--- start of Records for the exercise ---

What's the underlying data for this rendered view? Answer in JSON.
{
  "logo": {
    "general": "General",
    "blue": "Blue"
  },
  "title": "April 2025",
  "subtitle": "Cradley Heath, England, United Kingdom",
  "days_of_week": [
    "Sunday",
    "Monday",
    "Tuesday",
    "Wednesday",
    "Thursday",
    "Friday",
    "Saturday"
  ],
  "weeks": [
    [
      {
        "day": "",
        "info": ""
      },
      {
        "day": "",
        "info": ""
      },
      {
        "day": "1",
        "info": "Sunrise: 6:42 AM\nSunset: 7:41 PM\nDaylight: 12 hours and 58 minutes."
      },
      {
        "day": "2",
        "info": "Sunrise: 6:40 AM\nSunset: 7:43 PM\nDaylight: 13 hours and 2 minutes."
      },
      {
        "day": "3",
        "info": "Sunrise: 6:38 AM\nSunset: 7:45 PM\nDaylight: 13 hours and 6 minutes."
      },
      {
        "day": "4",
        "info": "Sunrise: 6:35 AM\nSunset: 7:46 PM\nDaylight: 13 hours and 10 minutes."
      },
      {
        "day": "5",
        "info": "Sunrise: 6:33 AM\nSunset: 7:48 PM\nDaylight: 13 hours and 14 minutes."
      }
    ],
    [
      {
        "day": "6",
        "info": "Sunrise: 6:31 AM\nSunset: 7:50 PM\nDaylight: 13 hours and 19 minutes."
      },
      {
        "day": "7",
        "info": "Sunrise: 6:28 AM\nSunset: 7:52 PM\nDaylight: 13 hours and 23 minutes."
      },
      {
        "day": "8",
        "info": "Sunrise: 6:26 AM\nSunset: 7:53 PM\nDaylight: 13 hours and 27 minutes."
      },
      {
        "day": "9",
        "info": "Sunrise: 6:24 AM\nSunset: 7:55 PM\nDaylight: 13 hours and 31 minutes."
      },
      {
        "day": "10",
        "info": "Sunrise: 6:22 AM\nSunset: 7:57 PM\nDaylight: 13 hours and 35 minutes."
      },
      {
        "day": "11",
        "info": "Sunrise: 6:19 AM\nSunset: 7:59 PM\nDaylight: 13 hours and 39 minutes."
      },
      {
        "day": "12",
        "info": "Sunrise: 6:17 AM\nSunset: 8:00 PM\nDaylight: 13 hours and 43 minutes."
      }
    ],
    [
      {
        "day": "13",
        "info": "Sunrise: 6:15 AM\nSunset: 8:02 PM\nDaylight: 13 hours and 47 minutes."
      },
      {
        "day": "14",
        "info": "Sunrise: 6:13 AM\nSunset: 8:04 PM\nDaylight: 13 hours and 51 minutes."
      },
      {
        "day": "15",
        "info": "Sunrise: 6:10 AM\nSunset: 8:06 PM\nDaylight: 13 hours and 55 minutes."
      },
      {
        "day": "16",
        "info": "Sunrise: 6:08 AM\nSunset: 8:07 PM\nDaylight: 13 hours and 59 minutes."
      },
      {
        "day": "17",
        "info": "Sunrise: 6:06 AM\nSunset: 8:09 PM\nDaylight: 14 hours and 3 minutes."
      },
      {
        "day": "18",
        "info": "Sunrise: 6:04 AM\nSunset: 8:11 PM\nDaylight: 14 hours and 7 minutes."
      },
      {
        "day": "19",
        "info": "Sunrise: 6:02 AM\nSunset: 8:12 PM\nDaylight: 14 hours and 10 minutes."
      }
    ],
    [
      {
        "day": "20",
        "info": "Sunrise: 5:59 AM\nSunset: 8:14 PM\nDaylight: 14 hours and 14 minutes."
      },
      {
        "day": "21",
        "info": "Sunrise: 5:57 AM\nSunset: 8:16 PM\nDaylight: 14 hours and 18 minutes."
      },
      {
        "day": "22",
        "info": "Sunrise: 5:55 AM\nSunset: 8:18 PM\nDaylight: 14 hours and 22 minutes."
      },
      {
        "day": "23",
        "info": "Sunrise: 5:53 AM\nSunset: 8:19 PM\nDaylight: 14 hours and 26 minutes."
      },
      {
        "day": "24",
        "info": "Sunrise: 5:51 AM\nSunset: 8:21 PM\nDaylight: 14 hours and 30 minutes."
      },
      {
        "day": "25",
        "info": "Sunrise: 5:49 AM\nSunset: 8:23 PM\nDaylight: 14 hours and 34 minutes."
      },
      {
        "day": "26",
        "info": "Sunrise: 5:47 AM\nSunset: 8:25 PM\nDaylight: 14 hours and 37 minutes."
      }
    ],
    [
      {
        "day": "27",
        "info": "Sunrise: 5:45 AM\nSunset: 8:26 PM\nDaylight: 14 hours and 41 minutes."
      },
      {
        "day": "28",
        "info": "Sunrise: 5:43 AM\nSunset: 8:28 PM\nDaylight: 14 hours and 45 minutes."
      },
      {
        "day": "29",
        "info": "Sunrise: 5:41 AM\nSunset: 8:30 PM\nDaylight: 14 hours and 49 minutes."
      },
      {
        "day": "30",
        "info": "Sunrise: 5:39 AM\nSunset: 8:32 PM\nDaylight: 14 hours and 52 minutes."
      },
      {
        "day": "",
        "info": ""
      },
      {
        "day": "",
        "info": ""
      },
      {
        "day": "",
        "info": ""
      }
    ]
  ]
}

--- end of Records for the exercise ---

--- Task ---
Repeat the records above in full, character for character.

--- Full output ---
What's the underlying data for this rendered view? Answer in JSON.
{
  "logo": {
    "general": "General",
    "blue": "Blue"
  },
  "title": "April 2025",
  "subtitle": "Cradley Heath, England, United Kingdom",
  "days_of_week": [
    "Sunday",
    "Monday",
    "Tuesday",
    "Wednesday",
    "Thursday",
    "Friday",
    "Saturday"
  ],
  "weeks": [
    [
      {
        "day": "",
        "info": ""
      },
      {
        "day": "",
        "info": ""
      },
      {
        "day": "1",
        "info": "Sunrise: 6:42 AM\nSunset: 7:41 PM\nDaylight: 12 hours and 58 minutes."
      },
      {
        "day": "2",
        "info": "Sunrise: 6:40 AM\nSunset: 7:43 PM\nDaylight: 13 hours and 2 minutes."
      },
      {
        "day": "3",
        "info": "Sunrise: 6:38 AM\nSunset: 7:45 PM\nDaylight: 13 hours and 6 minutes."
      },
      {
        "day": "4",
        "info": "Sunrise: 6:35 AM\nSunset: 7:46 PM\nDaylight: 13 hours and 10 minutes."
      },
      {
        "day": "5",
        "info": "Sunrise: 6:33 AM\nSunset: 7:48 PM\nDaylight: 13 hours and 14 minutes."
      }
    ],
    [
      {
        "day": "6",
        "info": "Sunrise: 6:31 AM\nSunset: 7:50 PM\nDaylight: 13 hours and 19 minutes."
      },
      {
        "day": "7",
        "info": "Sunrise: 6:28 AM\nSunset: 7:52 PM\nDaylight: 13 hours and 23 minutes."
      },
      {
        "day": "8",
        "info": "Sunrise: 6:26 AM\nSunset: 7:53 PM\nDaylight: 13 hours and 27 minutes."
      },
      {
        "day": "9",
        "info": "Sunrise: 6:24 AM\nSunset: 7:55 PM\nDaylight: 13 hours and 31 minutes."
      },
      {
        "day": "10",
        "info": "Sunrise: 6:22 AM\nSunset: 7:57 PM\nDaylight: 13 hours and 35 minutes."
      },
      {
        "day": "11",
        "info": "Sunrise: 6:19 AM\nSunset: 7:59 PM\nDaylight: 13 hours and 39 minutes."
      },
      {
        "day": "12",
        "info": "Sunrise: 6:17 AM\nSunset: 8:00 PM\nDaylight: 13 hours and 43 minutes."
      }
    ],
    [
      {
        "day": "13",
        "info": "Sunrise: 6:15 AM\nSunset: 8:02 PM\nDaylight: 13 hours and 47 minutes."
      },
      {
        "day": "14",
        "info": "Sunrise: 6:13 AM\nSunset: 8:04 PM\nDaylight: 13 hours and 51 minutes."
      },
      {
        "day": "15",
        "info": "Sunrise: 6:10 AM\nSunset: 8:06 PM\nDaylight: 13 hours and 55 minutes."
      },
      {
        "day": "16",
        "info": "Sunrise: 6:08 AM\nSunset: 8:07 PM\nDaylight: 13 hours and 59 minutes."
      },
      {
        "day": "17",
        "info": "Sunrise: 6:06 AM\nSunset: 8:09 PM\nDaylight: 14 hours and 3 minutes."
      },
      {
        "day": "18",
        "info": "Sunrise: 6:04 AM\nSunset: 8:11 PM\nDaylight: 14 hours and 7 minutes."
      },
      {
        "day": "19",
        "info": "Sunrise: 6:02 AM\nSunset: 8:12 PM\nDaylight: 14 hours and 10 minutes."
      }
    ],
    [
      {
        "day": "20",
        "info": "Sunrise: 5:59 AM\nSunset: 8:14 PM\nDaylight: 14 hours and 14 minutes."
      },
      {
        "day": "21",
        "info": "Sunrise: 5:57 AM\nSunset: 8:16 PM\nDaylight: 14 hours and 18 minutes."
      },
      {
        "day": "22",
        "info": "Sunrise: 5:55 AM\nSunset: 8:18 PM\nDaylight: 14 hours and 22 minutes."
      },
      {
        "day": "23",
        "info": "Sunrise: 5:53 AM\nSunset: 8:19 PM\nDaylight: 14 hours and 26 minutes."
      },
      {
        "day": "24",
        "info": "Sunrise: 5:51 AM\nSunset: 8:21 PM\nDaylight: 14 hours and 30 minutes."
      },
      {
        "day": "25",
        "info": "Sunrise: 5:49 AM\nSunset: 8:23 PM\nDaylight: 14 hours and 34 minutes."
      },
      {
        "day": "26",
        "info": "Sunrise: 5:47 AM\nSunset: 8:25 PM\nDaylight: 14 hours and 37 minutes."
      }
    ],
    [
      {
        "day": "27",
        "info": "Sunrise: 5:45 AM\nSunset: 8:26 PM\nDaylight: 14 hours and 41 minutes."
      },
      {
        "day": "28",
        "info": "Sunrise: 5:43 AM\nSunset: 8:28 PM\nDaylight: 14 hours and 45 minutes."
      },
      {
        "day": "29",
        "info": "Sunrise: 5:41 AM\nSunset: 8:30 PM\nDaylight: 14 hours and 49 minutes."
      },
      {
        "day": "30",
        "info": "Sunrise: 5:39 AM\nSunset: 8:32 PM\nDaylight: 14 hours and 52 minutes."
      },
      {
        "day": "",
        "info": ""
      },
      {
        "day": "",
        "info": ""
      },
      {
        "day": "",
        "info": ""
      }
    ]
  ]
}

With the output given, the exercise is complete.